* _WORK INSTRUCTIONS_
Check each line of the material. Copy those containing "capacity".

* _MATERIAL SUPPLIED_
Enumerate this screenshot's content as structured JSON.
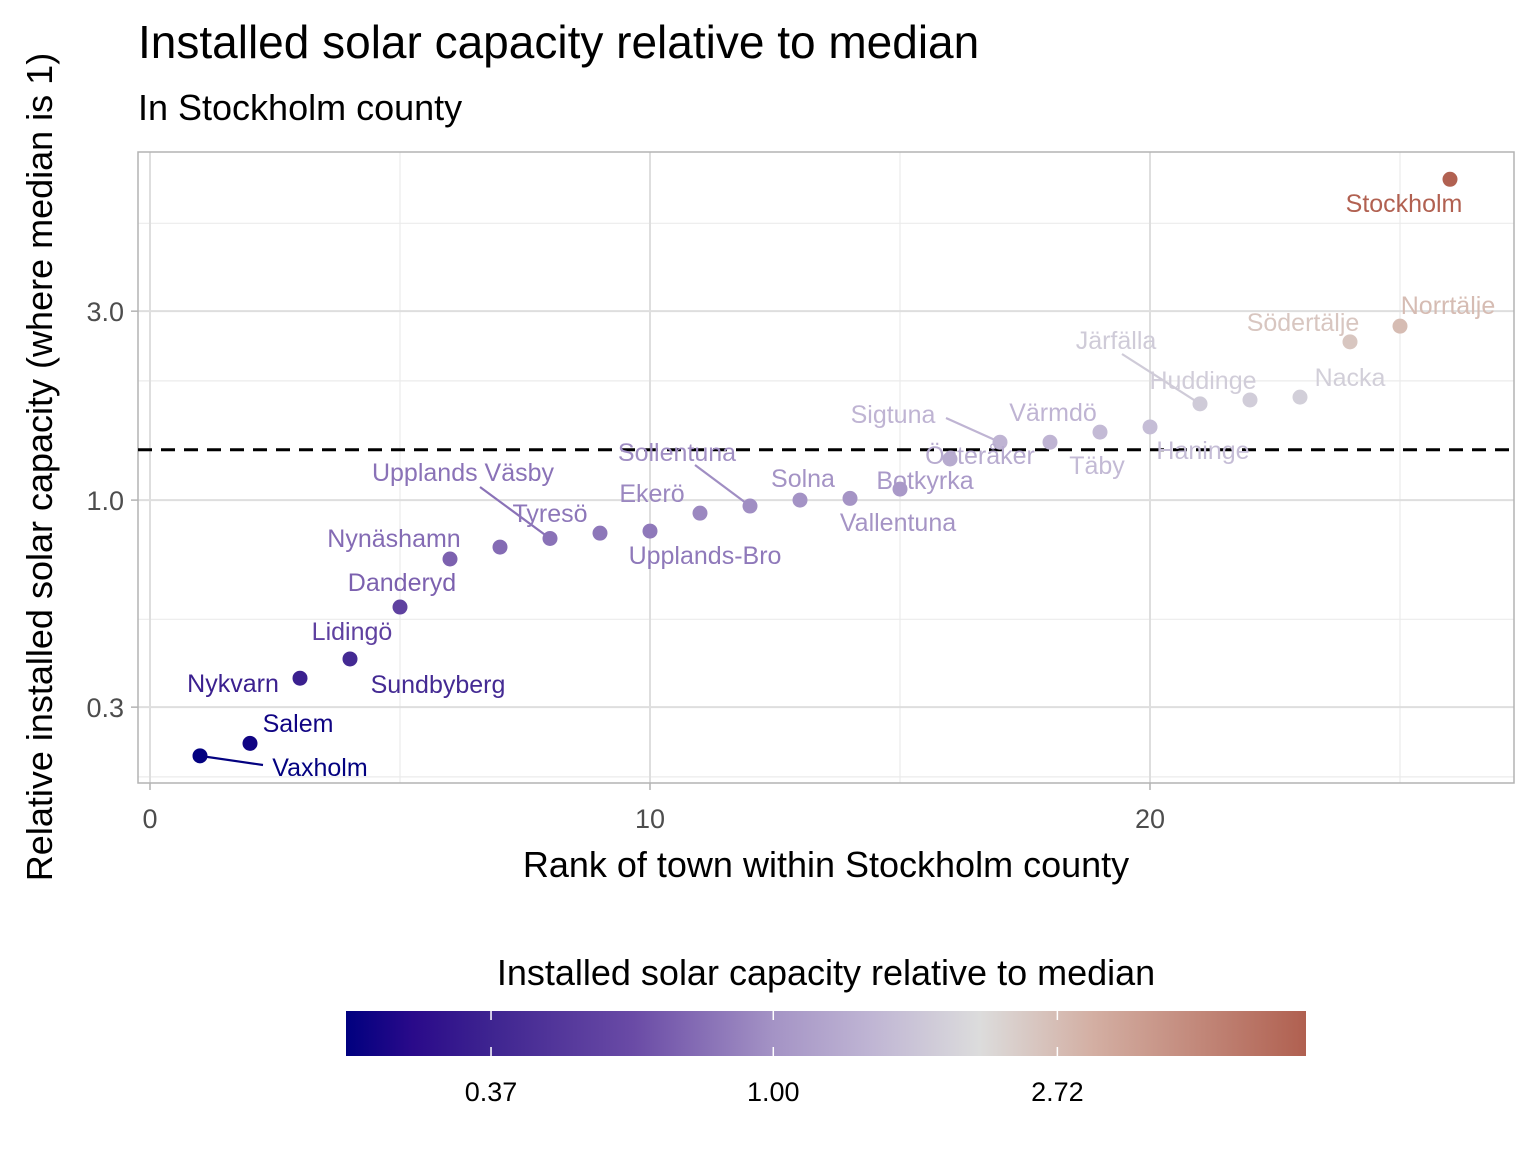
{
  "chart_data": {
    "type": "scatter",
    "title": "Installed solar capacity relative to median",
    "subtitle": "In Stockholm county",
    "xlabel": "Rank of town within Stockholm county",
    "ylabel": "Relative installed solar capacity (where median is 1)",
    "xlim": [
      -0.24,
      27.28
    ],
    "ylim": [
      0.193,
      7.57
    ],
    "y_scale": "log10",
    "x_ticks": [
      0,
      10,
      20
    ],
    "x_tick_labels": [
      "0",
      "10",
      "20"
    ],
    "y_ticks": [
      0.3,
      1.0,
      3.0
    ],
    "y_tick_labels": [
      "0.3",
      "1.0",
      "3.0"
    ],
    "grid": true,
    "reference_line": {
      "y": 1.34,
      "style": "dashed",
      "color": "#000000"
    },
    "points": [
      {
        "label": "Vaxholm",
        "x": 1,
        "y": 0.226
      },
      {
        "label": "Salem",
        "x": 2,
        "y": 0.243
      },
      {
        "label": "Nykvarn",
        "x": 3,
        "y": 0.355
      },
      {
        "label": "Sundbyberg",
        "x": 4,
        "y": 0.397
      },
      {
        "label": "Lidingö",
        "x": 5,
        "y": 0.537
      },
      {
        "label": "Danderyd",
        "x": 6,
        "y": 0.71
      },
      {
        "label": "Nynäshamn",
        "x": 7,
        "y": 0.761
      },
      {
        "label": "Upplands Väsby",
        "x": 8,
        "y": 0.8
      },
      {
        "label": "Tyresö",
        "x": 9,
        "y": 0.825
      },
      {
        "label": "Upplands-Bro",
        "x": 10,
        "y": 0.835
      },
      {
        "label": "Ekerö",
        "x": 11,
        "y": 0.927
      },
      {
        "label": "Sollentuna",
        "x": 12,
        "y": 0.966
      },
      {
        "label": "Solna",
        "x": 13,
        "y": 1.0
      },
      {
        "label": "Vallentuna",
        "x": 14,
        "y": 1.01
      },
      {
        "label": "Botkyrka",
        "x": 15,
        "y": 1.066
      },
      {
        "label": "Österåker",
        "x": 16,
        "y": 1.27
      },
      {
        "label": "Sigtuna",
        "x": 17,
        "y": 1.4
      },
      {
        "label": "Värmdö",
        "x": 18,
        "y": 1.4
      },
      {
        "label": "Täby",
        "x": 19,
        "y": 1.485
      },
      {
        "label": "Haninge",
        "x": 20,
        "y": 1.53
      },
      {
        "label": "Järfälla",
        "x": 21,
        "y": 1.75
      },
      {
        "label": "Huddinge",
        "x": 22,
        "y": 1.79
      },
      {
        "label": "Nacka",
        "x": 23,
        "y": 1.82
      },
      {
        "label": "Södertälje",
        "x": 24,
        "y": 2.51
      },
      {
        "label": "Norrtälje",
        "x": 25,
        "y": 2.75
      },
      {
        "label": "Stockholm",
        "x": 26,
        "y": 6.46
      }
    ],
    "legend": {
      "title": "Installed solar capacity relative to median",
      "placement": "bottom",
      "scale": "log",
      "ticks": [
        0.37,
        1.0,
        2.72
      ],
      "tick_labels": [
        "0.37",
        "1.00",
        "2.72"
      ],
      "colors": [
        "#00007f",
        "#2a0a8a",
        "#a493c5",
        "#dcdcdc",
        "#b06050"
      ]
    }
  }
}
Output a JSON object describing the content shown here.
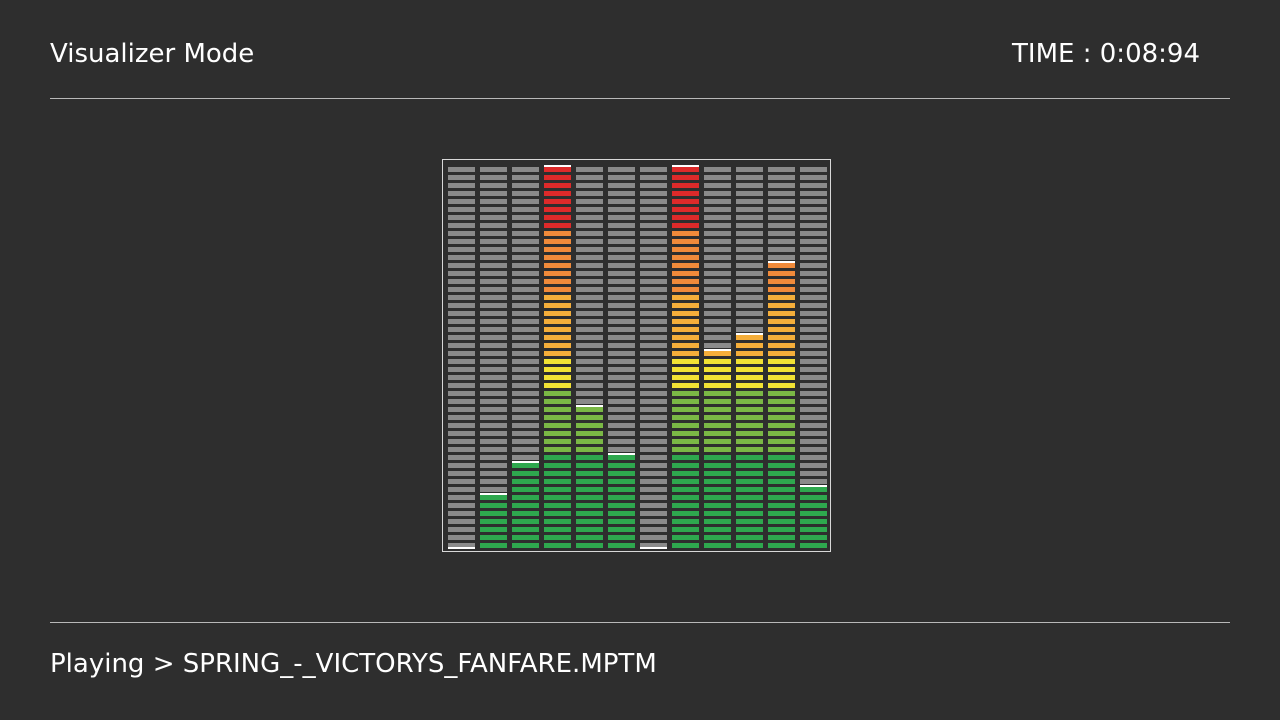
{
  "header": {
    "title": "Visualizer Mode",
    "time_label": "TIME",
    "time_separator": " : ",
    "time_value": "0:08:94"
  },
  "footer": {
    "status_label": "Playing",
    "status_separator": " > ",
    "track_name": "SPRING_-_VICTORYS_FANFARE.MPTM"
  },
  "visualizer": {
    "segments_per_bar": 48,
    "bar_levels": [
      0.0,
      0.15,
      0.23,
      1.0,
      0.38,
      0.25,
      0.0,
      1.0,
      0.53,
      0.57,
      0.75,
      0.16
    ],
    "colors": {
      "inactive": "#8a8a8a",
      "green": "#2ea84e",
      "lime": "#7ab845",
      "yellow": "#f2e234",
      "amber": "#f5ae3a",
      "orange": "#f08a3a",
      "red": "#dd2a2a",
      "peak": "#ffffff"
    }
  }
}
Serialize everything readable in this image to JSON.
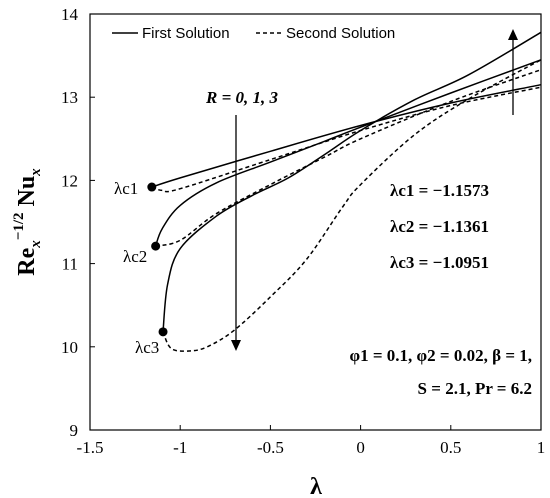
{
  "chart_data": {
    "type": "line",
    "xlabel": "λ",
    "ylabel_parts": [
      "Re",
      "x",
      "−1/2",
      "Nu",
      "x"
    ],
    "xlim": [
      -1.5,
      1
    ],
    "ylim": [
      9,
      14
    ],
    "xticks": [
      "-1.5",
      "-1",
      "-0.5",
      "0",
      "0.5",
      "1"
    ],
    "yticks": [
      "9",
      "10",
      "11",
      "12",
      "13",
      "14"
    ],
    "grid": false,
    "legend": [
      "First Solution",
      "Second Solution"
    ],
    "legend_position": "top",
    "annotation_R": "R = 0, 1, 3",
    "annotation_params_line1": "φ1 = 0.1, φ2 = 0.02, β = 1,",
    "annotation_params_line2": "S = 2.1, Pr = 6.2",
    "critical_values": [
      {
        "label": "λc1",
        "text": "λc1 = −1.1573",
        "x": -1.1573,
        "y": 11.92
      },
      {
        "label": "λc2",
        "text": "λc2 = −1.1361",
        "x": -1.1361,
        "y": 11.21
      },
      {
        "label": "λc3",
        "text": "λc3 = −1.0951",
        "x": -1.0951,
        "y": 10.18
      }
    ],
    "series": [
      {
        "R": 0,
        "solution": "First Solution",
        "style": "solid",
        "x": [
          -1.1573,
          -1.0,
          -0.5,
          0.0,
          0.5,
          1.0
        ],
        "y": [
          11.92,
          12.03,
          12.35,
          12.66,
          12.93,
          13.15
        ]
      },
      {
        "R": 0,
        "solution": "Second Solution",
        "style": "dashed",
        "x": [
          -1.1573,
          -1.1,
          -1.0,
          -0.5,
          0.0,
          0.5,
          1.0
        ],
        "y": [
          11.92,
          11.88,
          11.9,
          12.25,
          12.6,
          12.9,
          13.12
        ]
      },
      {
        "R": 1,
        "solution": "First Solution",
        "style": "solid",
        "x": [
          -1.1361,
          -1.1,
          -1.0,
          -0.8,
          -0.5,
          -0.2,
          0.0,
          0.5,
          1.0
        ],
        "y": [
          11.21,
          11.42,
          11.7,
          11.97,
          12.22,
          12.47,
          12.64,
          13.05,
          13.45
        ]
      },
      {
        "R": 1,
        "solution": "Second Solution",
        "style": "dashed",
        "x": [
          -1.1361,
          -1.0,
          -0.8,
          -0.5,
          -0.2,
          0.0,
          0.5,
          1.0
        ],
        "y": [
          11.21,
          11.28,
          11.6,
          11.95,
          12.28,
          12.5,
          12.95,
          13.33
        ]
      },
      {
        "R": 3,
        "solution": "First Solution",
        "style": "solid",
        "x": [
          -1.0951,
          -1.07,
          -1.0,
          -0.8,
          -0.6,
          -0.4,
          -0.2,
          0.0,
          0.3,
          0.6,
          1.0
        ],
        "y": [
          10.18,
          10.75,
          11.18,
          11.57,
          11.82,
          12.03,
          12.31,
          12.6,
          12.97,
          13.27,
          13.78
        ]
      },
      {
        "R": 3,
        "solution": "Second Solution",
        "style": "dashed",
        "x": [
          -1.0951,
          -1.05,
          -0.95,
          -0.85,
          -0.7,
          -0.5,
          -0.3,
          -0.1,
          0.0,
          0.3,
          0.6,
          1.0
        ],
        "y": [
          10.18,
          9.98,
          9.95,
          10.0,
          10.2,
          10.6,
          11.05,
          11.68,
          11.95,
          12.55,
          12.98,
          13.45
        ]
      }
    ]
  }
}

* _WORKED ANSWER_
    "title": "Installed solar capacity relative to median",
    "ylabel": "Relative installed solar capacity (where median is 1)",
      "title": "Installed solar capacity relative to median",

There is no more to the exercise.